§ **Exercise aim**:
Write out the entire listing below exactly as it appears, minus any pictures.

§ **Recorded data**:
--- START ---

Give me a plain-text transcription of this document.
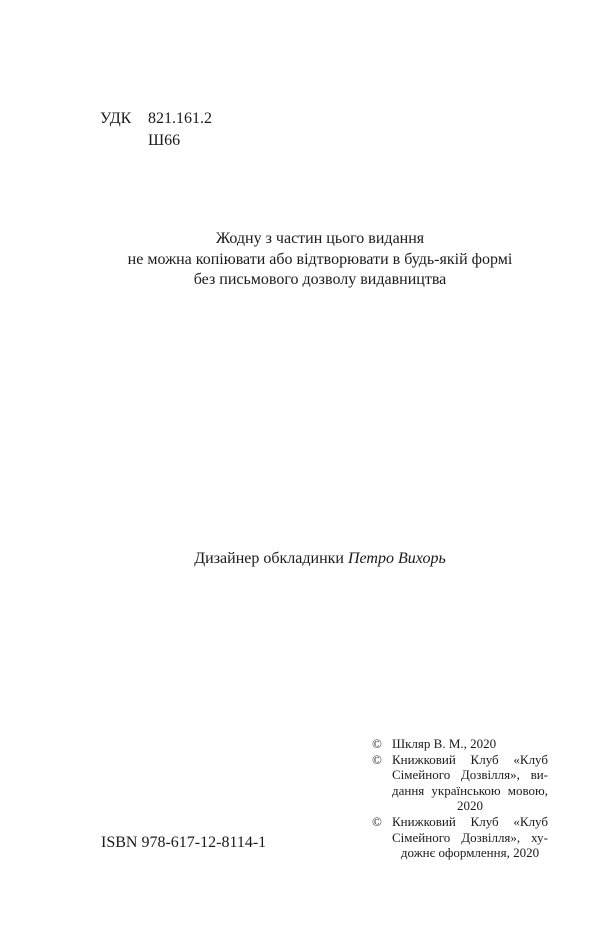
УДК	821.161.2
Ш66
Жодну з частин цього видання
не можна копіювати або відтворювати в будь-якій формі
без письмового дозволу видавництва
Дизайнер обкладинки Петро Вихорь
© Шкляр В. М., 2020
© Книжковий Клуб «Клуб
Сімейного Дозвілля», ви-
дання українською мовою,
2020
© Книжковий Клуб «Клуб
Сімейного Дозвілля», ху-
дожнє оформлення, 2020
ISBN 978-617-12-8114-1
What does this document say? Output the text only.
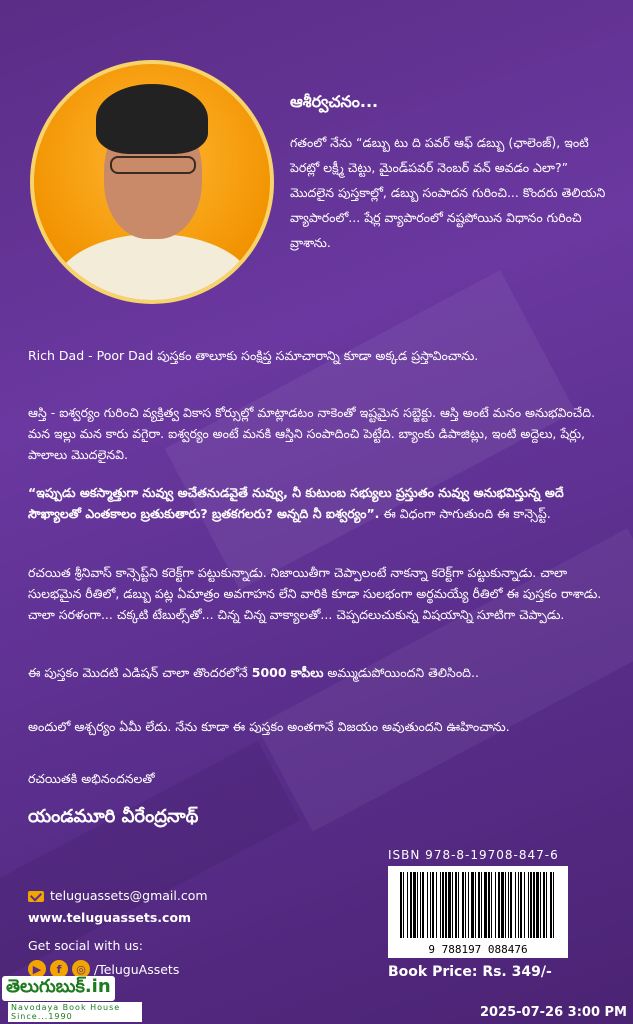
ఆశీర్వచనం...
గతంలో నేను “డబ్బు టు ది పవర్ ఆఫ్ డబ్బు (ఛాలెంజ్), ఇంటి పెరట్లో లక్ష్మీ చెట్టు, మైండ్‌పవర్ నెంబర్ వన్ అవడం ఎలా?” మొదలైన పుస్తకాల్లో, డబ్బు సంపాదన గురించి... కొందరు తెలియని వ్యాపారంలో... షేర్ల వ్యాపారంలో నష్టపోయిన విధానం గురించి వ్రాశాను.
Rich Dad - Poor Dad పుస్తకం తాలూకు సంక్షిప్త సమాచారాన్ని కూడా అక్కడ ప్రస్తావించాను.
ఆస్తి - ఐశ్వర్యం గురించి వ్యక్తిత్వ వికాస కోర్సుల్లో మాట్లాడటం నాకెంతో ఇష్టమైన సబ్జెక్టు. ఆస్తి అంటే మనం అనుభవించేది. మన ఇల్లు మన కారు వగైరా. ఐశ్వర్యం అంటే మనకి ఆస్తిని సంపాదించి పెట్టేది. బ్యాంకు డిపాజిట్లు, ఇంటి అద్దెలు, షేర్లు, పాలాలు మొదలైనవి.
“ఇప్పుడు అకస్మాత్తుగా నువ్వు అచేతనుడవైతే నువ్వు, నీ కుటుంబ సభ్యులు ప్రస్తుతం నువ్వు అనుభవిస్తున్న అదే సౌఖ్యాలతో ఎంతకాలం బ్రతుకుతారు? బ్రతకగలరు? అన్నది నీ ఐశ్వర్యం”. ఈ విధంగా సాగుతుంది ఈ కాన్సెప్ట్.
రచయిత శ్రీనివాస్ కాన్సెప్ట్‌ని కరెక్ట్‌గా పట్టుకున్నాడు. నిజాయితీగా చెప్పాలంటే నాకన్నా కరెక్ట్‌గా పట్టుకున్నాడు. చాలా సులభమైన రీతిలో, డబ్బు పట్ల ఏమాత్రం అవగాహన లేని వారికి కూడా సులభంగా అర్థమయ్యే రీతిలో ఈ పుస్తకం రాశాడు. చాలా సరళంగా... చక్కటి టేబుల్స్‌తో... చిన్న చిన్న వాక్యాలతో... చెప్పదలుచుకున్న విషయాన్ని సూటిగా చెప్పాడు.
ఈ పుస్తకం మొదటి ఎడిషన్ చాలా తొందరలోనే 5000 కాపీలు అమ్ముడుపోయిందని తెలిసింది..
అందులో ఆశ్చర్యం ఏమీ లేదు. నేను కూడా ఈ పుస్తకం అంతగానే విజయం అవుతుందని ఊహించాను.
రచయితకి అభినందనలతో
యండమూరి వీరేంద్రనాథ్
teluguassets@gmail.com
www.teluguassets.com
Get social with us:
▶	f	◎ /TeluguAssets
తెలుగుబుక్.in
Navodaya Book House Since...1990
ISBN 978-8-19708-847-6
9 788197 088476
Book Price: Rs. 349/-
2025-07-26 3:00 PM
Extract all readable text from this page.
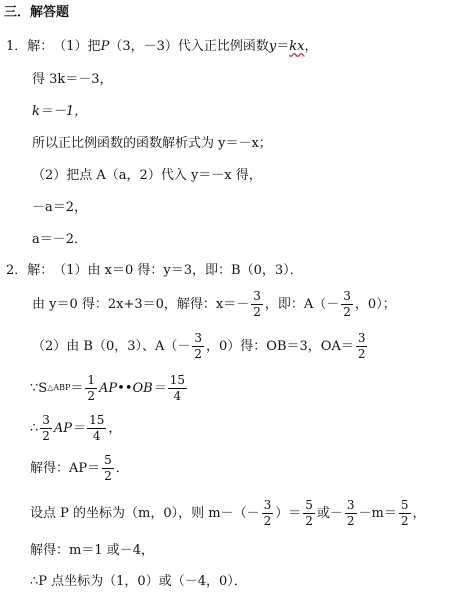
三．解答题
1．解： （1）把 P （3，－3）代入正比例函数 y ＝ kx ，
得 3k＝－3，
k＝－1，
所以正比例函数的函数解析式为 y＝－x；
（2）把点 A（a，2）代入 y＝－x 得，
－a＝2，
a＝－2．
2．解： （1）由 x＝0 得：y＝3，即：B（0，3）．
由 y＝0 得：2x+3＝0，解得：$x=- \frac{3}{2}$ ，即：$A(- \frac{3}{2}$ ，0）；
（2）由 B（0，3）、$A(- \frac{3}{2}$ ，0）得：OB＝3，$OA= \frac{3}{2}$
∵S △ABP ＝ $\frac{1}{2}$ AP••OB＝ $\frac{15}{4}$
∴ $\frac{3}{2} AP= \frac{15}{4}$ ，
解得：$AP= \frac{5}{2}$ ．
设点 P 的坐标为（m，0），则 $m-(- \frac{3}{2}$ ）＝ $\frac{5}{2}$ 或－ $\frac{3}{2} -m= \frac{5}{2}$ ，
解得：m＝1 或－4，
∴P 点坐标为（1，0）或（－4，0）．
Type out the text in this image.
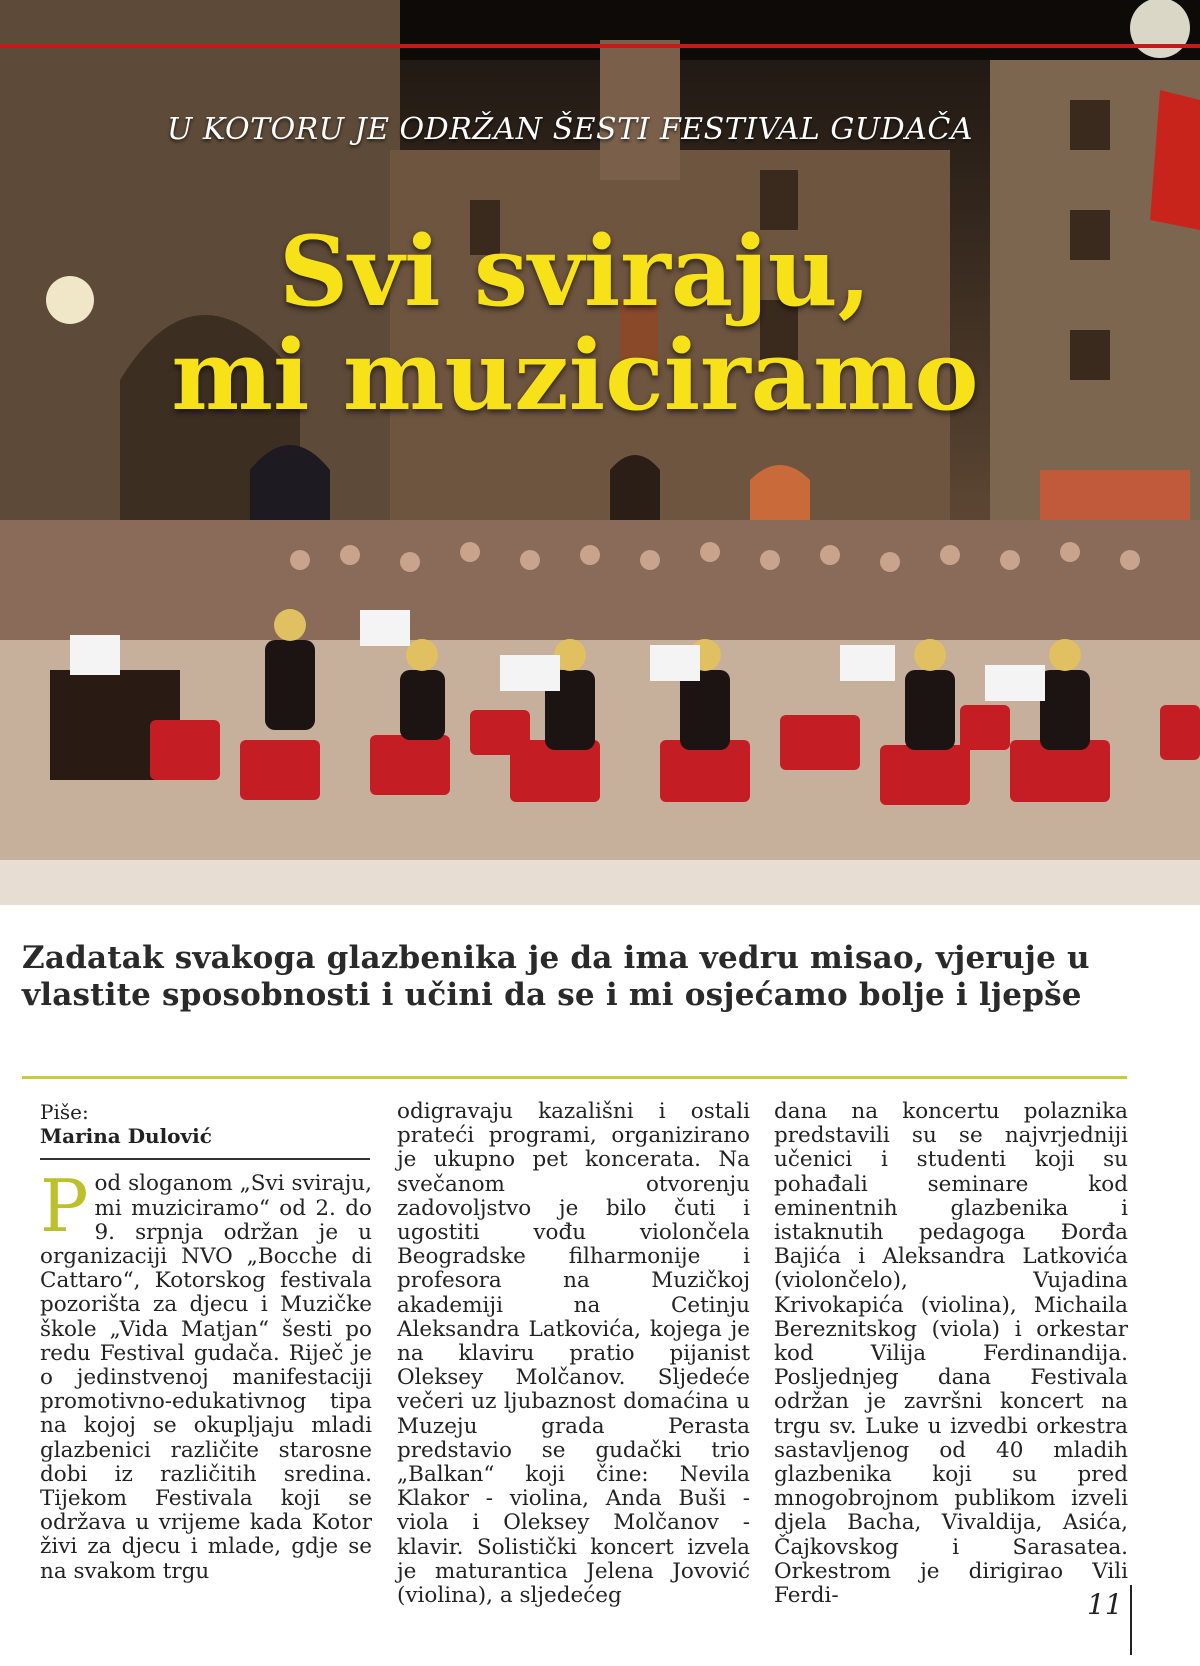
U KOTORU JE ODRŽAN ŠESTI FESTIVAL GUDAČA
Svi sviraju,
mi muziciramo
Zadatak svakoga glazbenika je da ima vedru misao, vjeruje u vlastite sposobnosti i učini da se i mi osjećamo bolje i ljepše
Piše:
Marina Dulović
P od sloganom „Svi sviraju, mi muziciramo“ od 2. do 9. srpnja održan je u organizaciji NVO „Bocche di Cattaro“, Kotorskog festivala pozorišta za djecu i Muzičke škole „Vida Matjan“ šesti po redu Festival gudača. Riječ je o jedinstvenoj manifestaciji promotivno-edukativnog tipa na kojoj se okupljaju mladi glazbenici različite starosne dobi iz različitih sredina. Tijekom Festivala koji se održava u vrijeme kada Kotor živi za djecu i mlade, gdje se na svakom trgu
odigravaju kazališni i ostali prateći programi, organizirano je ukupno pet koncerata. Na svečanom otvorenju zadovoljstvo je bilo čuti i ugostiti vođu violončela Beogradske filharmonije i profesora na Muzičkoj akademiji na Cetinju Aleksandra Latkovića, kojega je na klaviru pratio pijanist Oleksey Molčanov. Sljedeće večeri uz ljubaznost domaćina u Muzeju grada Perasta predstavio se gudački trio „Balkan“ koji čine: Nevila Klakor - violina, Anda Buši - viola i Oleksey Molčanov - klavir. Solistički koncert izvela je maturantica Jelena Jovović (violina), a sljedećeg
dana na koncertu polaznika predstavili su se najvrjedniji učenici i studenti koji su pohađali seminare kod eminentnih glazbenika i istaknutih pedagoga Đorđa Bajića i Aleksandra Latkovića (violončelo), Vujadina Krivokapića (violina), Michaila Bereznitskog (viola) i orkestar kod Vilija Ferdinandija. Posljednjeg dana Festivala održan je završni koncert na trgu sv. Luke u izvedbi orkestra sastavljenog od 40 mladih glazbenika koji su pred mnogobrojnom publikom izveli djela Bacha, Vivaldija, Asića, Čajkovskog i Sarasatea. Orkestrom je dirigirao Vili Ferdi-	11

--- END ---

§ **Reply to the exercise**:
Give me a plain-text transcription of this document.
УДК	821.161.2
Ш66
Жодну з частин цього видання
не можна копіювати або відтворювати в будь-якій формі
без письмового дозволу видавництва
Дизайнер обкладинки Петро Вихорь
© Шкляр В. М., 2020
© Книжковий Клуб «Клуб
Сімейного Дозвілля», ви-
дання українською мовою,
2020
© Книжковий Клуб «Клуб
Сімейного Дозвілля», ху-
дожнє оформлення, 2020
ISBN 978-617-12-8114-1
What does this document say? Output the text only.
ఆశీర్వచనం...
గతంలో నేను “డబ్బు టు ది పవర్ ఆఫ్ డబ్బు (ఛాలెంజ్), ఇంటి పెరట్లో లక్ష్మీ చెట్టు, మైండ్‌పవర్ నెంబర్ వన్ అవడం ఎలా?” మొదలైన పుస్తకాల్లో, డబ్బు సంపాదన గురించి... కొందరు తెలియని వ్యాపారంలో... షేర్ల వ్యాపారంలో నష్టపోయిన విధానం గురించి వ్రాశాను.
Rich Dad - Poor Dad పుస్తకం తాలూకు సంక్షిప్త సమాచారాన్ని కూడా అక్కడ ప్రస్తావించాను.
ఆస్తి - ఐశ్వర్యం గురించి వ్యక్తిత్వ వికాస కోర్సుల్లో మాట్లాడటం నాకెంతో ఇష్టమైన సబ్జెక్టు. ఆస్తి అంటే మనం అనుభవించేది. మన ఇల్లు మన కారు వగైరా. ఐశ్వర్యం అంటే మనకి ఆస్తిని సంపాదించి పెట్టేది. బ్యాంకు డిపాజిట్లు, ఇంటి అద్దెలు, షేర్లు, పాలాలు మొదలైనవి.
“ఇప్పుడు అకస్మాత్తుగా నువ్వు అచేతనుడవైతే నువ్వు, నీ కుటుంబ సభ్యులు ప్రస్తుతం నువ్వు అనుభవిస్తున్న అదే సౌఖ్యాలతో ఎంతకాలం బ్రతుకుతారు? బ్రతకగలరు? అన్నది నీ ఐశ్వర్యం”. ఈ విధంగా సాగుతుంది ఈ కాన్సెప్ట్.
రచయిత శ్రీనివాస్ కాన్సెప్ట్‌ని కరెక్ట్‌గా పట్టుకున్నాడు. నిజాయితీగా చెప్పాలంటే నాకన్నా కరెక్ట్‌గా పట్టుకున్నాడు. చాలా సులభమైన రీతిలో, డబ్బు పట్ల ఏమాత్రం అవగాహన లేని వారికి కూడా సులభంగా అర్థమయ్యే రీతిలో ఈ పుస్తకం రాశాడు. చాలా సరళంగా... చక్కటి టేబుల్స్‌తో... చిన్న చిన్న వాక్యాలతో... చెప్పదలుచుకున్న విషయాన్ని సూటిగా చెప్పాడు.
ఈ పుస్తకం మొదటి ఎడిషన్ చాలా తొందరలోనే 5000 కాపీలు అమ్ముడుపోయిందని తెలిసింది..
అందులో ఆశ్చర్యం ఏమీ లేదు. నేను కూడా ఈ పుస్తకం అంతగానే విజయం అవుతుందని ఊహించాను.
రచయితకి అభినందనలతో
యండమూరి వీరేంద్రనాథ్
teluguassets@gmail.com
www.teluguassets.com
Get social with us:
▶	f	◎ /TeluguAssets
తెలుగుబుక్.in
Navodaya Book House Since...1990
ISBN 978-8-19708-847-6
9 788197 088476
Book Price: Rs. 349/-
2025-07-26 3:00 PM
Extract all readable text from this page.
三．解答题
1．解： （1）把 P （3，－3）代入正比例函数 y ＝ kx ，
得 3k＝－3，
k＝－1，
所以正比例函数的函数解析式为 y＝－x；
（2）把点 A（a，2）代入 y＝－x 得，
－a＝2，
a＝－2．
2．解： （1）由 x＝0 得：y＝3，即：B（0，3）．
由 y＝0 得：2x+3＝0，解得：$x=- \frac{3}{2}$ ，即：$A(- \frac{3}{2}$ ，0）；
（2）由 B（0，3）、$A(- \frac{3}{2}$ ，0）得：OB＝3，$OA= \frac{3}{2}$
∵S △ABP ＝ $\frac{1}{2}$ AP••OB＝ $\frac{15}{4}$
∴ $\frac{3}{2} AP= \frac{15}{4}$ ，
解得：$AP= \frac{5}{2}$ ．
设点 P 的坐标为（m，0），则 $m-(- \frac{3}{2}$ ）＝ $\frac{5}{2}$ 或－ $\frac{3}{2} -m= \frac{5}{2}$ ，
解得：m＝1 或－4，
∴P 点坐标为（1，0）或（－4，0）．
Type out the text in this image.
U KOTORU JE ODRŽAN ŠESTI FESTIVAL GUDAČA
Svi sviraju,
mi muziciramo
Zadatak svakoga glazbenika je da ima vedru misao, vjeruje u vlastite sposobnosti i učini da se i mi osjećamo bolje i ljepše
Piše:
Marina Dulović
P od sloganom „Svi sviraju, mi muziciramo“ od 2. do 9. srpnja održan je u organizaciji NVO „Bocche di Cattaro“, Kotorskog festivala pozorišta za djecu i Muzičke škole „Vida Matjan“ šesti po redu Festival gudača. Riječ je o jedinstvenoj manifestaciji promotivno-edukativnog tipa na kojoj se okupljaju mladi glazbenici različite starosne dobi iz različitih sredina. Tijekom Festivala koji se održava u vrijeme kada Kotor živi za djecu i mlade, gdje se na svakom trgu
odigravaju kazališni i ostali prateći programi, organizirano je ukupno pet koncerata. Na svečanom otvorenju zadovoljstvo je bilo čuti i ugostiti vođu violončela Beogradske filharmonije i profesora na Muzičkoj akademiji na Cetinju Aleksandra Latkovića, kojega je na klaviru pratio pijanist Oleksey Molčanov. Sljedeće večeri uz ljubaznost domaćina u Muzeju grada Perasta predstavio se gudački trio „Balkan“ koji čine: Nevila Klakor - violina, Anda Buši - viola i Oleksey Molčanov - klavir. Solistički koncert izvela je maturantica Jelena Jovović (violina), a sljedećeg
dana na koncertu polaznika predstavili su se najvrjedniji učenici i studenti koji su pohađali seminare kod eminentnih glazbenika i istaknutih pedagoga Đorđa Bajića i Aleksandra Latkovića (violončelo), Vujadina Krivokapića (violina), Michaila Bereznitskog (viola) i orkestar kod Vilija Ferdinandija. Posljednjeg dana Festivala održan je završni koncert na trgu sv. Luke u izvedbi orkestra sastavljenog od 40 mladih glazbenika koji su pred mnogobrojnom publikom izveli djela Bacha, Vivaldija, Asića, Čajkovskog i Sarasatea. Orkestrom je dirigirao Vili Ferdi-	11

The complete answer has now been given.